*Exercise details*:
Please print all of the material below, word for word.

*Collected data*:
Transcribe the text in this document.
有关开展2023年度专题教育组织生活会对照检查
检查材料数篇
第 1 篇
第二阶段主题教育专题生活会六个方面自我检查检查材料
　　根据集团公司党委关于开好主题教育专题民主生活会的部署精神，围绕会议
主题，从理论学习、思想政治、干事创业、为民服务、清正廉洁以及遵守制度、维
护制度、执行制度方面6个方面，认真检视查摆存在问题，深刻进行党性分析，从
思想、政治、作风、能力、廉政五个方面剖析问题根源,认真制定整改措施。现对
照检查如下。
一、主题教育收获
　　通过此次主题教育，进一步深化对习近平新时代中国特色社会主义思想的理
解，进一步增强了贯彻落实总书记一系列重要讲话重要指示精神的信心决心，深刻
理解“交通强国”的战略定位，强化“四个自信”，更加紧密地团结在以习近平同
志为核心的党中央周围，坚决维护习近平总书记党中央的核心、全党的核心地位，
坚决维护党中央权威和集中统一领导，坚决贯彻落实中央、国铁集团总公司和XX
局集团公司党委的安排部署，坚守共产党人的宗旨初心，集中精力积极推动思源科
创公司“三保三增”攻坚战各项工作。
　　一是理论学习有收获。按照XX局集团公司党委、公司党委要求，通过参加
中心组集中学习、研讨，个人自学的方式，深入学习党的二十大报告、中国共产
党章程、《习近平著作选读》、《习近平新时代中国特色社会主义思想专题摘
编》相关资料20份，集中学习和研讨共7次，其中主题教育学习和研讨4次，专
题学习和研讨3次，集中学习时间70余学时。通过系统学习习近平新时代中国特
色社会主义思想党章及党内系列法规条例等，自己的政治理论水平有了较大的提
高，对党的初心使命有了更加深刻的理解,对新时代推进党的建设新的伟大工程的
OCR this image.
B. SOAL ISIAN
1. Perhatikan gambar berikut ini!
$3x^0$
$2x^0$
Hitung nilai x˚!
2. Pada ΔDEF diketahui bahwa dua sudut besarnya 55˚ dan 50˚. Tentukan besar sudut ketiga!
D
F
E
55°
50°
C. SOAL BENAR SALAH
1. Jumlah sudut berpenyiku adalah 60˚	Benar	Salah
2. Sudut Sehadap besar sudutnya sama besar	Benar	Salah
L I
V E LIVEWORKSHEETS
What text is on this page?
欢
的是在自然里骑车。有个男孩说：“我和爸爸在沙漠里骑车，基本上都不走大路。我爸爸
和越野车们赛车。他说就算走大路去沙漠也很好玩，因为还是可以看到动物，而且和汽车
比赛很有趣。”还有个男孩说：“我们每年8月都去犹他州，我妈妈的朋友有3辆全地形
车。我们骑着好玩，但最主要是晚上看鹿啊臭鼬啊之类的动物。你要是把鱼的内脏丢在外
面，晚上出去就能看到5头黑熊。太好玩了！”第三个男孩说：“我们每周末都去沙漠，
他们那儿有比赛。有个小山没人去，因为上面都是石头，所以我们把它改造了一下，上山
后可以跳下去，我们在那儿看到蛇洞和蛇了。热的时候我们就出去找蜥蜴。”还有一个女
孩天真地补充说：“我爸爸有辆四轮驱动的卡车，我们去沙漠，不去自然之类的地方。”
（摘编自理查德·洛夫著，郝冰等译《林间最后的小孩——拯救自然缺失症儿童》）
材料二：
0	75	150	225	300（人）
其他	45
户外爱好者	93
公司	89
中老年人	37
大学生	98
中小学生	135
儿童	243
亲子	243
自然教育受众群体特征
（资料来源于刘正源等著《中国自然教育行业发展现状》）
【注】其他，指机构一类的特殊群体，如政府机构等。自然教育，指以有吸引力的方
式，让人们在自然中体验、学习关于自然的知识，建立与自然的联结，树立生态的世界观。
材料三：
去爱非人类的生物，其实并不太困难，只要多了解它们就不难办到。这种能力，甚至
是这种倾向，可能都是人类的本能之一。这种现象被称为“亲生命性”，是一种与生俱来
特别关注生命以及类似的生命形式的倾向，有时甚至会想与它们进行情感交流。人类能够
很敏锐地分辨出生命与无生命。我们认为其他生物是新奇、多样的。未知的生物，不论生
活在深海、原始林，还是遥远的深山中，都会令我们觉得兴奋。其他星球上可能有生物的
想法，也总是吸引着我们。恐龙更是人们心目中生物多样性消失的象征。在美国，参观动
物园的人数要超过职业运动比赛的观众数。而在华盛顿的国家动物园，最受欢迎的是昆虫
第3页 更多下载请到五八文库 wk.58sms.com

*Worked solution*:
Transcribe the text in this document.
有关开展2023年度专题教育组织生活会对照检查
检查材料数篇
第 1 篇
第二阶段主题教育专题生活会六个方面自我检查检查材料
　　根据集团公司党委关于开好主题教育专题民主生活会的部署精神，围绕会议
主题，从理论学习、思想政治、干事创业、为民服务、清正廉洁以及遵守制度、维
护制度、执行制度方面6个方面，认真检视查摆存在问题，深刻进行党性分析，从
思想、政治、作风、能力、廉政五个方面剖析问题根源,认真制定整改措施。现对
照检查如下。
一、主题教育收获
　　通过此次主题教育，进一步深化对习近平新时代中国特色社会主义思想的理
解，进一步增强了贯彻落实总书记一系列重要讲话重要指示精神的信心决心，深刻
理解“交通强国”的战略定位，强化“四个自信”，更加紧密地团结在以习近平同
志为核心的党中央周围，坚决维护习近平总书记党中央的核心、全党的核心地位，
坚决维护党中央权威和集中统一领导，坚决贯彻落实中央、国铁集团总公司和XX
局集团公司党委的安排部署，坚守共产党人的宗旨初心，集中精力积极推动思源科
创公司“三保三增”攻坚战各项工作。
　　一是理论学习有收获。按照XX局集团公司党委、公司党委要求，通过参加
中心组集中学习、研讨，个人自学的方式，深入学习党的二十大报告、中国共产
党章程、《习近平著作选读》、《习近平新时代中国特色社会主义思想专题摘
编》相关资料20份，集中学习和研讨共7次，其中主题教育学习和研讨4次，专
题学习和研讨3次，集中学习时间70余学时。通过系统学习习近平新时代中国特
色社会主义思想党章及党内系列法规条例等，自己的政治理论水平有了较大的提
高，对党的初心使命有了更加深刻的理解,对新时代推进党的建设新的伟大工程的
OCR this image.
B. SOAL ISIAN
1. Perhatikan gambar berikut ini!
$3x^0$
$2x^0$
Hitung nilai x˚!
2. Pada ΔDEF diketahui bahwa dua sudut besarnya 55˚ dan 50˚. Tentukan besar sudut ketiga!
D
F
E
55°
50°
C. SOAL BENAR SALAH
1. Jumlah sudut berpenyiku adalah 60˚	Benar	Salah
2. Sudut Sehadap besar sudutnya sama besar	Benar	Salah
L I
V E LIVEWORKSHEETS
What text is on this page?
欢
的是在自然里骑车。有个男孩说：“我和爸爸在沙漠里骑车，基本上都不走大路。我爸爸
和越野车们赛车。他说就算走大路去沙漠也很好玩，因为还是可以看到动物，而且和汽车
比赛很有趣。”还有个男孩说：“我们每年8月都去犹他州，我妈妈的朋友有3辆全地形
车。我们骑着好玩，但最主要是晚上看鹿啊臭鼬啊之类的动物。你要是把鱼的内脏丢在外
面，晚上出去就能看到5头黑熊。太好玩了！”第三个男孩说：“我们每周末都去沙漠，
他们那儿有比赛。有个小山没人去，因为上面都是石头，所以我们把它改造了一下，上山
后可以跳下去，我们在那儿看到蛇洞和蛇了。热的时候我们就出去找蜥蜴。”还有一个女
孩天真地补充说：“我爸爸有辆四轮驱动的卡车，我们去沙漠，不去自然之类的地方。”
（摘编自理查德·洛夫著，郝冰等译《林间最后的小孩——拯救自然缺失症儿童》）
材料二：
0	75	150	225	300（人）
其他	45
户外爱好者	93
公司	89
中老年人	37
大学生	98
中小学生	135
儿童	243
亲子	243
自然教育受众群体特征
（资料来源于刘正源等著《中国自然教育行业发展现状》）
【注】其他，指机构一类的特殊群体，如政府机构等。自然教育，指以有吸引力的方
式，让人们在自然中体验、学习关于自然的知识，建立与自然的联结，树立生态的世界观。
材料三：
去爱非人类的生物，其实并不太困难，只要多了解它们就不难办到。这种能力，甚至
是这种倾向，可能都是人类的本能之一。这种现象被称为“亲生命性”，是一种与生俱来
特别关注生命以及类似的生命形式的倾向，有时甚至会想与它们进行情感交流。人类能够
很敏锐地分辨出生命与无生命。我们认为其他生物是新奇、多样的。未知的生物，不论生
活在深海、原始林，还是遥远的深山中，都会令我们觉得兴奋。其他星球上可能有生物的
想法，也总是吸引着我们。恐龙更是人们心目中生物多样性消失的象征。在美国，参观动
物园的人数要超过职业运动比赛的观众数。而在华盛顿的国家动物园，最受欢迎的是昆虫
第3页 更多下载请到五八文库 wk.58sms.com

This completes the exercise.